YOUR OBJECTIVE: Looking through the listing, how many of its lines hold the word "caption"? Answer with only the number.

= = = =

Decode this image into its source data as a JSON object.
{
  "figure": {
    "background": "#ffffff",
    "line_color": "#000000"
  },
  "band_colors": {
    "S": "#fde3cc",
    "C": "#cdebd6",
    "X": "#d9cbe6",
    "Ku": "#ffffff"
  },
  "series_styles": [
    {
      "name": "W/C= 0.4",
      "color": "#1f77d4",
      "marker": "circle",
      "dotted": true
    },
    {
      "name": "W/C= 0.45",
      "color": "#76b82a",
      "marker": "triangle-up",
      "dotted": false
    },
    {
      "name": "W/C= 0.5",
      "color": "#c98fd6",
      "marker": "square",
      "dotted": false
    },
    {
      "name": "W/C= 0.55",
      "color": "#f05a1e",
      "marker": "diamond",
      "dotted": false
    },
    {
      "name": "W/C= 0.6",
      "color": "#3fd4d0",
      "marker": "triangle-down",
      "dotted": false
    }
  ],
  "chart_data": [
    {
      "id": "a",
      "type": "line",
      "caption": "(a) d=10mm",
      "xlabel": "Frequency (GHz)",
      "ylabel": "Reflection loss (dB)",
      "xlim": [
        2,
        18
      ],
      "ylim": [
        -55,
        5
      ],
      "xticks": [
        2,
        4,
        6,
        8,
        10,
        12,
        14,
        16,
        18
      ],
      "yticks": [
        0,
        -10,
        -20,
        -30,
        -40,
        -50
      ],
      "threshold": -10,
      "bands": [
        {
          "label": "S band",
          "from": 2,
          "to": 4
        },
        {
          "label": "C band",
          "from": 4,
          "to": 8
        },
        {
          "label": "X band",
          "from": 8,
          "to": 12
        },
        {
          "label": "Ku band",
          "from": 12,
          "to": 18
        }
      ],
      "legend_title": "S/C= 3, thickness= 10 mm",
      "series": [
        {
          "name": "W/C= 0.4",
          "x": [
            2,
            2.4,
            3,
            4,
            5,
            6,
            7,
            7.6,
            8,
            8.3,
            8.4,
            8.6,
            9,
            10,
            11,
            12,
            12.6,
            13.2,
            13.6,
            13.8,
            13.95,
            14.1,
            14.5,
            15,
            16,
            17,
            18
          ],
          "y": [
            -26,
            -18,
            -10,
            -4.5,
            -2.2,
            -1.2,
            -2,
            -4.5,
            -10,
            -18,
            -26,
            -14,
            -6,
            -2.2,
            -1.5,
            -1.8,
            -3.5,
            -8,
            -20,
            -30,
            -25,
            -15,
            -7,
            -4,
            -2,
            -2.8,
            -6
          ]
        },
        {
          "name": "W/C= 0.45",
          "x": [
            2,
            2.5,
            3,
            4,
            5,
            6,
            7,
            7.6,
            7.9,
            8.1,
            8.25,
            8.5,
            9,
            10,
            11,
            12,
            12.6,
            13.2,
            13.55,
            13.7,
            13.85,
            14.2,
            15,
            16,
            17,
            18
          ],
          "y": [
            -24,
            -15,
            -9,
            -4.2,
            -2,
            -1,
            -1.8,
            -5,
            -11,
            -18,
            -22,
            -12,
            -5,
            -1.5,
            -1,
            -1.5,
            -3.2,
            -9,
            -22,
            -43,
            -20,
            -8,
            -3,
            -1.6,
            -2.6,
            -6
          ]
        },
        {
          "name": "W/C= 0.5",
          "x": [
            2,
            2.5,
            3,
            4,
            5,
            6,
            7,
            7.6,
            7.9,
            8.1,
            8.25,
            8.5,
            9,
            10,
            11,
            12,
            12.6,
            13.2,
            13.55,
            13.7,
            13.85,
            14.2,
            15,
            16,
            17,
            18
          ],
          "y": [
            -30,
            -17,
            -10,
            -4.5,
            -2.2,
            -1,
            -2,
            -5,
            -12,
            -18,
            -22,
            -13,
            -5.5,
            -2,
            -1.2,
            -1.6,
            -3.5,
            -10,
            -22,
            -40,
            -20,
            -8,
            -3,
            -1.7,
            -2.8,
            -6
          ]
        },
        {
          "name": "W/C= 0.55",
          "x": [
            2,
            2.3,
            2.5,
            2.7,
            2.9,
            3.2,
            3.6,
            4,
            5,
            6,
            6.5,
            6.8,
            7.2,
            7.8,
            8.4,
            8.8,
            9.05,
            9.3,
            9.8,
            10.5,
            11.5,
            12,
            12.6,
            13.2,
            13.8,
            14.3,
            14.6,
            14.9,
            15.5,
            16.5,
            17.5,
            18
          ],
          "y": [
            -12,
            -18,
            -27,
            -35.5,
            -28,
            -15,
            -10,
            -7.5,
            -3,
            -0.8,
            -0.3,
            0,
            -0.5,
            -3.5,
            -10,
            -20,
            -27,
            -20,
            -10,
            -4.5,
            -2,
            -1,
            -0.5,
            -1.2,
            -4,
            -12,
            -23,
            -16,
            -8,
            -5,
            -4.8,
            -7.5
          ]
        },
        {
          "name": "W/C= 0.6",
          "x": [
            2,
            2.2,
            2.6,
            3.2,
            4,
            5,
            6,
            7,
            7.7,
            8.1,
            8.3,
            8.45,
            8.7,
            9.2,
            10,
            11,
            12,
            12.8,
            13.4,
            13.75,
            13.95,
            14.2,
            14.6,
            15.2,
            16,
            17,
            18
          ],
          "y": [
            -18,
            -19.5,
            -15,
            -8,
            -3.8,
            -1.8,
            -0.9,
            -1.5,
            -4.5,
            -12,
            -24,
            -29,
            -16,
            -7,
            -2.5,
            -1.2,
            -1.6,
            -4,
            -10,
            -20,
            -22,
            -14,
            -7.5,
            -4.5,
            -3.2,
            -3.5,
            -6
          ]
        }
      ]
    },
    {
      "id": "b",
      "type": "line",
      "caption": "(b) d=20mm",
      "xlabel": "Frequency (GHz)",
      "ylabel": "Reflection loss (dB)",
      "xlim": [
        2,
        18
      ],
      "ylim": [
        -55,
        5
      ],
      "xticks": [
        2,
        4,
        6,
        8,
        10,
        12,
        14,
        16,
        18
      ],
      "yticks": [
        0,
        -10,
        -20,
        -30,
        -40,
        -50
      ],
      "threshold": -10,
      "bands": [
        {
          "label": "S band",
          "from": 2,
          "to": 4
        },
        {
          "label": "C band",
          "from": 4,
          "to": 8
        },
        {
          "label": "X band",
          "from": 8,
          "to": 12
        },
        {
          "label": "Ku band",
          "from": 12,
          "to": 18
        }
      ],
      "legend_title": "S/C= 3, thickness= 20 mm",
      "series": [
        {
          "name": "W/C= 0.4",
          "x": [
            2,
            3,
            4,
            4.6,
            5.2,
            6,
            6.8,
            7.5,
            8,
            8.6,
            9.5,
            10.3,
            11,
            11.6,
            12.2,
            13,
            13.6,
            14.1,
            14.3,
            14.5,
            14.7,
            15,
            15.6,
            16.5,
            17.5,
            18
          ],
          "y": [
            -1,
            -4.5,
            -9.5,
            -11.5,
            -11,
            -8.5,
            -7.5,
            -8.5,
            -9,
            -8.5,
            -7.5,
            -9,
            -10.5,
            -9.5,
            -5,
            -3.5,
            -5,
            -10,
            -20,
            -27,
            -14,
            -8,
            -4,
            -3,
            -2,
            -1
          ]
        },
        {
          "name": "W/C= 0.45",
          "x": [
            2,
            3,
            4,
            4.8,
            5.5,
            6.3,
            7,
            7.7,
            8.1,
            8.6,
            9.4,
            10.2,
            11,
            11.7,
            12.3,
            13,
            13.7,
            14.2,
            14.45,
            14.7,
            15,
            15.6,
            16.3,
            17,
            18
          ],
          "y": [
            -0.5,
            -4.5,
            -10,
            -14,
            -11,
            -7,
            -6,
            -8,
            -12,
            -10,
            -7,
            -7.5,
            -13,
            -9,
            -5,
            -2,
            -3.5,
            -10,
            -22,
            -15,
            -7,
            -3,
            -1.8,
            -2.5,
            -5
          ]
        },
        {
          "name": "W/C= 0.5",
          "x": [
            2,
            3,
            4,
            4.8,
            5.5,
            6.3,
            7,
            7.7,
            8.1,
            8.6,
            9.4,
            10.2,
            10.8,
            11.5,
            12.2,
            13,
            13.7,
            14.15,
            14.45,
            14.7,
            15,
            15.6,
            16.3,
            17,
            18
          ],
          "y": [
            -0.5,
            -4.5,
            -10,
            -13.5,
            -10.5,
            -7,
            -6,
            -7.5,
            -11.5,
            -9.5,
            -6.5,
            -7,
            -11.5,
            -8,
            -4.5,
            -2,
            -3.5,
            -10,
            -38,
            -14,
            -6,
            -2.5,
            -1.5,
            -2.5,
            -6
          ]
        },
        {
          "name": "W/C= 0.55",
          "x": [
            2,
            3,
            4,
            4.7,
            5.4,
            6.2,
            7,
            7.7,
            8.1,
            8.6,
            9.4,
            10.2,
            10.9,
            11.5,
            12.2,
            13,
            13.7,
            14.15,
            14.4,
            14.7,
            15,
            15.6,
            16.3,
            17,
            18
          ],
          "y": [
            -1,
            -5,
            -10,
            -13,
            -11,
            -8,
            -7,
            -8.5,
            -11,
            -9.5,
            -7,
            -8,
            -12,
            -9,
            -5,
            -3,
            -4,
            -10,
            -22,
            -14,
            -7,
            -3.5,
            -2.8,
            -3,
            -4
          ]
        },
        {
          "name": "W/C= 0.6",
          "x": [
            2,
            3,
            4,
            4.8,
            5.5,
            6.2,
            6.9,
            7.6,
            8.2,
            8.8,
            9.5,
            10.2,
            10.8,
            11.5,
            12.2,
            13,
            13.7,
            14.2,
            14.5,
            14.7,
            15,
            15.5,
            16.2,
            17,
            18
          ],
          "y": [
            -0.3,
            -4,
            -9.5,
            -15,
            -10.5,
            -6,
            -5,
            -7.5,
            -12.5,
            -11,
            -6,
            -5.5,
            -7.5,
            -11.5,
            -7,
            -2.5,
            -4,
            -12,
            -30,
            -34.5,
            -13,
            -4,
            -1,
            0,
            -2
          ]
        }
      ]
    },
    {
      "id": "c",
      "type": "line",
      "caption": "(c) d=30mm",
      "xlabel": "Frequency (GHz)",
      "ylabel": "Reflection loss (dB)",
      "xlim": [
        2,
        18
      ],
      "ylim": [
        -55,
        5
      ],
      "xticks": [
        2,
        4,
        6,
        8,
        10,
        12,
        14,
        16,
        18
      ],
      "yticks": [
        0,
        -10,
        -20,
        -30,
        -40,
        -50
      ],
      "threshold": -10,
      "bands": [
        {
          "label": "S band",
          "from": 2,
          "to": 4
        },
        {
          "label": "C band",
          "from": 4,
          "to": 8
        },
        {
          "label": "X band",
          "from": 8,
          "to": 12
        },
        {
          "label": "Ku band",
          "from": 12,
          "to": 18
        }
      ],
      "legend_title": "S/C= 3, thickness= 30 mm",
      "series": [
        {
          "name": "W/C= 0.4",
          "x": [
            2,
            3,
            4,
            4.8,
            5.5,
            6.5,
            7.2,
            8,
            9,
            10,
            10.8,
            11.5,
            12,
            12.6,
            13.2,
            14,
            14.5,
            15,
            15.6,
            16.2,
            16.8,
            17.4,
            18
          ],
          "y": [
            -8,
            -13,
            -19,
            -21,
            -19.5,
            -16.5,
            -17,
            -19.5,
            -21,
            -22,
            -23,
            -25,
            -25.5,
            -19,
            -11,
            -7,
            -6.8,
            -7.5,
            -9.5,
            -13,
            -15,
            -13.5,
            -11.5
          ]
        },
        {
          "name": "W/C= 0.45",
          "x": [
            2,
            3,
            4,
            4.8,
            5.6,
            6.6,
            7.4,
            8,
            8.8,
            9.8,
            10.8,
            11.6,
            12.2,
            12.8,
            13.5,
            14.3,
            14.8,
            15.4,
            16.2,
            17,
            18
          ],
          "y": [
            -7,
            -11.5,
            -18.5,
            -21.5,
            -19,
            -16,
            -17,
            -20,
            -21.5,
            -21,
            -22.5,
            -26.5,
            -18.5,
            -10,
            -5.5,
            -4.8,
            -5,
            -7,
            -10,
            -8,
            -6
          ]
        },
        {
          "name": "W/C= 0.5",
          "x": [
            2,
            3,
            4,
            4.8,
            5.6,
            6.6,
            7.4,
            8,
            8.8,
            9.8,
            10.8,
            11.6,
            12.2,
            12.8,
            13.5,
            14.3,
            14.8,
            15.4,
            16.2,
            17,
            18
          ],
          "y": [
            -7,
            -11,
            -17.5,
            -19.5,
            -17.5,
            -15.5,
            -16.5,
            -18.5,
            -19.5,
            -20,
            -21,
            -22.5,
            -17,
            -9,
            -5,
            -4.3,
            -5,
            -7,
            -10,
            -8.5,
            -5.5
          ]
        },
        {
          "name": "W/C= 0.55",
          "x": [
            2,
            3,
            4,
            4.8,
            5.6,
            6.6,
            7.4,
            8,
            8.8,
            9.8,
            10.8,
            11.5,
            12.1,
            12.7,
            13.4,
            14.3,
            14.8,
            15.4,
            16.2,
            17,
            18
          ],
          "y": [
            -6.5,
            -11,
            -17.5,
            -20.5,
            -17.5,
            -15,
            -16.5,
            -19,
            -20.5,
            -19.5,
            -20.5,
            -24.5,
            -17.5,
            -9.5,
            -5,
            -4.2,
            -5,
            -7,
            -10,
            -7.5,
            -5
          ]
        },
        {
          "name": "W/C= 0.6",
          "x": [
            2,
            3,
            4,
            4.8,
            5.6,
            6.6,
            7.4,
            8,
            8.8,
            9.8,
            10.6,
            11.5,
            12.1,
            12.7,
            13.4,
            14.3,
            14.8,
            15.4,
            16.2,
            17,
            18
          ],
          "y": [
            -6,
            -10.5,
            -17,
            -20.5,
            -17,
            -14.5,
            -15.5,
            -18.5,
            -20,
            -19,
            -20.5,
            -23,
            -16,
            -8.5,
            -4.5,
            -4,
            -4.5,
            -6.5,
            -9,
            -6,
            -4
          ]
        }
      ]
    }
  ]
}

= = = =

FINAL RESULT: 3